◆ RECORDS ◆
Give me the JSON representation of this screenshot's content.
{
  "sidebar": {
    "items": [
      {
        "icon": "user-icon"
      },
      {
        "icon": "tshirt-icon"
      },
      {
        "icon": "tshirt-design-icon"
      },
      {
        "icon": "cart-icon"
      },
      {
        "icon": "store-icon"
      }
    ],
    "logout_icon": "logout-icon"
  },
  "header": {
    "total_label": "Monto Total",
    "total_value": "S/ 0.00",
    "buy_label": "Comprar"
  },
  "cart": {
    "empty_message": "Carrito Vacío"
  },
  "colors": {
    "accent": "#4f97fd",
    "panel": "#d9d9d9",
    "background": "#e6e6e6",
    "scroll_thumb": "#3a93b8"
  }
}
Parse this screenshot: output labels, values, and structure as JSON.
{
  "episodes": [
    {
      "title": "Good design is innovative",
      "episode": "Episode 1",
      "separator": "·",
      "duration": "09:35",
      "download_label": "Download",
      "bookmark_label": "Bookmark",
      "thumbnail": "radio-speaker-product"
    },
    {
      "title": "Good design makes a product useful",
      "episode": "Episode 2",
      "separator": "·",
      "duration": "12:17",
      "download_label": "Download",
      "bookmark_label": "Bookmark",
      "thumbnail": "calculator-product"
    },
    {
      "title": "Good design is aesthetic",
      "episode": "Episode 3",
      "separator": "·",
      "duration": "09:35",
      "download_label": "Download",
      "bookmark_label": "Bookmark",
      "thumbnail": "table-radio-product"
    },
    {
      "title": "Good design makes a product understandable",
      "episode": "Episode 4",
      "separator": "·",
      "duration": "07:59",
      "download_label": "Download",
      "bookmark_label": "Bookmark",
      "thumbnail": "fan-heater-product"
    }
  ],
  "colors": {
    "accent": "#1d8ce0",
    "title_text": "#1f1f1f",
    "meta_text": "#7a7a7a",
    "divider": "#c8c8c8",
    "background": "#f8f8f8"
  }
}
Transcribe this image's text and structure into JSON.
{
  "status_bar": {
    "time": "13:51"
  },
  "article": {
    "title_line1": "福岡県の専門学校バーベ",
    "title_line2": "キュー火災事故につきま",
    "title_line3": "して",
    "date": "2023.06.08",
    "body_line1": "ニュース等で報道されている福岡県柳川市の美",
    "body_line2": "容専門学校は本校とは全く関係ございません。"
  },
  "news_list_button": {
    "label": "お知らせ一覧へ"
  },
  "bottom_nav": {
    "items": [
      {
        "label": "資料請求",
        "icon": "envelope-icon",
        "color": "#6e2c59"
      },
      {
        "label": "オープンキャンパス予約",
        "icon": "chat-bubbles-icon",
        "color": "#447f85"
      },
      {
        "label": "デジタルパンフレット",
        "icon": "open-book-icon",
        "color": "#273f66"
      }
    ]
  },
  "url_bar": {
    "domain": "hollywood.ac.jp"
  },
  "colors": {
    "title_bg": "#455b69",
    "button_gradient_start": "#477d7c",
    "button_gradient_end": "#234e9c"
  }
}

◆ WHAT THIS TASK INVOLVES ◆
Copy the entries above exactly, leaving none out.

◆ TASK RESPONSE ◆
Give me the JSON representation of this screenshot's content.
{
  "sidebar": {
    "items": [
      {
        "icon": "user-icon"
      },
      {
        "icon": "tshirt-icon"
      },
      {
        "icon": "tshirt-design-icon"
      },
      {
        "icon": "cart-icon"
      },
      {
        "icon": "store-icon"
      }
    ],
    "logout_icon": "logout-icon"
  },
  "header": {
    "total_label": "Monto Total",
    "total_value": "S/ 0.00",
    "buy_label": "Comprar"
  },
  "cart": {
    "empty_message": "Carrito Vacío"
  },
  "colors": {
    "accent": "#4f97fd",
    "panel": "#d9d9d9",
    "background": "#e6e6e6",
    "scroll_thumb": "#3a93b8"
  }
}
Parse this screenshot: output labels, values, and structure as JSON.
{
  "episodes": [
    {
      "title": "Good design is innovative",
      "episode": "Episode 1",
      "separator": "·",
      "duration": "09:35",
      "download_label": "Download",
      "bookmark_label": "Bookmark",
      "thumbnail": "radio-speaker-product"
    },
    {
      "title": "Good design makes a product useful",
      "episode": "Episode 2",
      "separator": "·",
      "duration": "12:17",
      "download_label": "Download",
      "bookmark_label": "Bookmark",
      "thumbnail": "calculator-product"
    },
    {
      "title": "Good design is aesthetic",
      "episode": "Episode 3",
      "separator": "·",
      "duration": "09:35",
      "download_label": "Download",
      "bookmark_label": "Bookmark",
      "thumbnail": "table-radio-product"
    },
    {
      "title": "Good design makes a product understandable",
      "episode": "Episode 4",
      "separator": "·",
      "duration": "07:59",
      "download_label": "Download",
      "bookmark_label": "Bookmark",
      "thumbnail": "fan-heater-product"
    }
  ],
  "colors": {
    "accent": "#1d8ce0",
    "title_text": "#1f1f1f",
    "meta_text": "#7a7a7a",
    "divider": "#c8c8c8",
    "background": "#f8f8f8"
  }
}
Transcribe this image's text and structure into JSON.
{
  "status_bar": {
    "time": "13:51"
  },
  "article": {
    "title_line1": "福岡県の専門学校バーベ",
    "title_line2": "キュー火災事故につきま",
    "title_line3": "して",
    "date": "2023.06.08",
    "body_line1": "ニュース等で報道されている福岡県柳川市の美",
    "body_line2": "容専門学校は本校とは全く関係ございません。"
  },
  "news_list_button": {
    "label": "お知らせ一覧へ"
  },
  "bottom_nav": {
    "items": [
      {
        "label": "資料請求",
        "icon": "envelope-icon",
        "color": "#6e2c59"
      },
      {
        "label": "オープンキャンパス予約",
        "icon": "chat-bubbles-icon",
        "color": "#447f85"
      },
      {
        "label": "デジタルパンフレット",
        "icon": "open-book-icon",
        "color": "#273f66"
      }
    ]
  },
  "url_bar": {
    "domain": "hollywood.ac.jp"
  },
  "colors": {
    "title_bg": "#455b69",
    "button_gradient_start": "#477d7c",
    "button_gradient_end": "#234e9c"
  }
}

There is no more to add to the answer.